> **DATA LINES**
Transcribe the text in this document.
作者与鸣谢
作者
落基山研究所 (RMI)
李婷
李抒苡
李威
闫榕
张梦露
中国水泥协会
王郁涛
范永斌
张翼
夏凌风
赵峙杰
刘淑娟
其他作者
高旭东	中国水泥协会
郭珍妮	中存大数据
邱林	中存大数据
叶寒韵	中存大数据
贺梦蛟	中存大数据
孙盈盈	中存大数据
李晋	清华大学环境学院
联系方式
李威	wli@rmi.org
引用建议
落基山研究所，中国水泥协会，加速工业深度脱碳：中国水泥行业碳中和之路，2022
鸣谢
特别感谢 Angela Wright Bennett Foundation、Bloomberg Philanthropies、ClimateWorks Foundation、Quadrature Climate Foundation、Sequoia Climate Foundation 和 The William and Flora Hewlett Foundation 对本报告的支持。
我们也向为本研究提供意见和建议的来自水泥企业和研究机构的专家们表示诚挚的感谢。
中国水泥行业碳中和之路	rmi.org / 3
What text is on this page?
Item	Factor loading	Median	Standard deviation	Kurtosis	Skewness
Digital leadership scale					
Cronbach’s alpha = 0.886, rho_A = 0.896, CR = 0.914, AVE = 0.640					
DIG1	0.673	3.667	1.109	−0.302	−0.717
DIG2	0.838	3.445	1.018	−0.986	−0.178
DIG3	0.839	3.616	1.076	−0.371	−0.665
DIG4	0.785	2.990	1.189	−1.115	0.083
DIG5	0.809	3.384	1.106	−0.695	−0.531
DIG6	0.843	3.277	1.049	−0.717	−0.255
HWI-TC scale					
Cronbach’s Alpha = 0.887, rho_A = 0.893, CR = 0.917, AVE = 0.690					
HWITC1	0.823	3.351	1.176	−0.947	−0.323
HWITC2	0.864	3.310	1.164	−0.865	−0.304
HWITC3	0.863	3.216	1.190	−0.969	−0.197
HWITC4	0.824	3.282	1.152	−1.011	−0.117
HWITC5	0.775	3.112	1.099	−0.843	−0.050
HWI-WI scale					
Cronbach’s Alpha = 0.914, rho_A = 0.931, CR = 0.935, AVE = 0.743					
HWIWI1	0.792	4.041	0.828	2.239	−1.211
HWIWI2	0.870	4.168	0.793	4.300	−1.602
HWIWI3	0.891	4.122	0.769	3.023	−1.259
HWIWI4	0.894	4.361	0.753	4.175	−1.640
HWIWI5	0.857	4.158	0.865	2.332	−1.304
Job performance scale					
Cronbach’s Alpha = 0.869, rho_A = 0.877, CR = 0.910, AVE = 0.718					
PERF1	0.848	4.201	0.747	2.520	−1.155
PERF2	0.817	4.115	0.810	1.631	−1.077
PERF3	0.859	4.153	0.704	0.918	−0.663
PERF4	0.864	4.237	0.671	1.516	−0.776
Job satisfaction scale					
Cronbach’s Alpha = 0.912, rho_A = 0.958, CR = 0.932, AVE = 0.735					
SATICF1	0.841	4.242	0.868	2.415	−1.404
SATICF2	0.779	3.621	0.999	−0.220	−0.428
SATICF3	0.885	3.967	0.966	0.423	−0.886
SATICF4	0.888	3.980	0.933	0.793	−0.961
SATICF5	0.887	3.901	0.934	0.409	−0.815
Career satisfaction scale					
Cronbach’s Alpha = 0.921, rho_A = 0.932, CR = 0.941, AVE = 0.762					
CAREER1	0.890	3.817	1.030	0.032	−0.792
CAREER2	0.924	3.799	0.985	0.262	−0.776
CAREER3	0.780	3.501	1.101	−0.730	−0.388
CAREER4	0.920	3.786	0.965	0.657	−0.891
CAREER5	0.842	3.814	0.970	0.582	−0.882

> **WRITTEN EXERCISE**
Write out every entry verbatim.

> **WORKED ANSWER**
Transcribe the text in this document.
作者与鸣谢
作者
落基山研究所 (RMI)
李婷
李抒苡
李威
闫榕
张梦露
中国水泥协会
王郁涛
范永斌
张翼
夏凌风
赵峙杰
刘淑娟
其他作者
高旭东	中国水泥协会
郭珍妮	中存大数据
邱林	中存大数据
叶寒韵	中存大数据
贺梦蛟	中存大数据
孙盈盈	中存大数据
李晋	清华大学环境学院
联系方式
李威	wli@rmi.org
引用建议
落基山研究所，中国水泥协会，加速工业深度脱碳：中国水泥行业碳中和之路，2022
鸣谢
特别感谢 Angela Wright Bennett Foundation、Bloomberg Philanthropies、ClimateWorks Foundation、Quadrature Climate Foundation、Sequoia Climate Foundation 和 The William and Flora Hewlett Foundation 对本报告的支持。
我们也向为本研究提供意见和建议的来自水泥企业和研究机构的专家们表示诚挚的感谢。
中国水泥行业碳中和之路	rmi.org / 3
What text is on this page?
Item	Factor loading	Median	Standard deviation	Kurtosis	Skewness
Digital leadership scale					
Cronbach’s alpha = 0.886, rho_A = 0.896, CR = 0.914, AVE = 0.640					
DIG1	0.673	3.667	1.109	−0.302	−0.717
DIG2	0.838	3.445	1.018	−0.986	−0.178
DIG3	0.839	3.616	1.076	−0.371	−0.665
DIG4	0.785	2.990	1.189	−1.115	0.083
DIG5	0.809	3.384	1.106	−0.695	−0.531
DIG6	0.843	3.277	1.049	−0.717	−0.255
HWI-TC scale					
Cronbach’s Alpha = 0.887, rho_A = 0.893, CR = 0.917, AVE = 0.690					
HWITC1	0.823	3.351	1.176	−0.947	−0.323
HWITC2	0.864	3.310	1.164	−0.865	−0.304
HWITC3	0.863	3.216	1.190	−0.969	−0.197
HWITC4	0.824	3.282	1.152	−1.011	−0.117
HWITC5	0.775	3.112	1.099	−0.843	−0.050
HWI-WI scale					
Cronbach’s Alpha = 0.914, rho_A = 0.931, CR = 0.935, AVE = 0.743					
HWIWI1	0.792	4.041	0.828	2.239	−1.211
HWIWI2	0.870	4.168	0.793	4.300	−1.602
HWIWI3	0.891	4.122	0.769	3.023	−1.259
HWIWI4	0.894	4.361	0.753	4.175	−1.640
HWIWI5	0.857	4.158	0.865	2.332	−1.304
Job performance scale					
Cronbach’s Alpha = 0.869, rho_A = 0.877, CR = 0.910, AVE = 0.718					
PERF1	0.848	4.201	0.747	2.520	−1.155
PERF2	0.817	4.115	0.810	1.631	−1.077
PERF3	0.859	4.153	0.704	0.918	−0.663
PERF4	0.864	4.237	0.671	1.516	−0.776
Job satisfaction scale					
Cronbach’s Alpha = 0.912, rho_A = 0.958, CR = 0.932, AVE = 0.735					
SATICF1	0.841	4.242	0.868	2.415	−1.404
SATICF2	0.779	3.621	0.999	−0.220	−0.428
SATICF3	0.885	3.967	0.966	0.423	−0.886
SATICF4	0.888	3.980	0.933	0.793	−0.961
SATICF5	0.887	3.901	0.934	0.409	−0.815
Career satisfaction scale					
Cronbach’s Alpha = 0.921, rho_A = 0.932, CR = 0.941, AVE = 0.762					
CAREER1	0.890	3.817	1.030	0.032	−0.792
CAREER2	0.924	3.799	0.985	0.262	−0.776
CAREER3	0.780	3.501	1.101	−0.730	−0.388
CAREER4	0.920	3.786	0.965	0.657	−0.891
CAREER5	0.842	3.814	0.970	0.582	−0.882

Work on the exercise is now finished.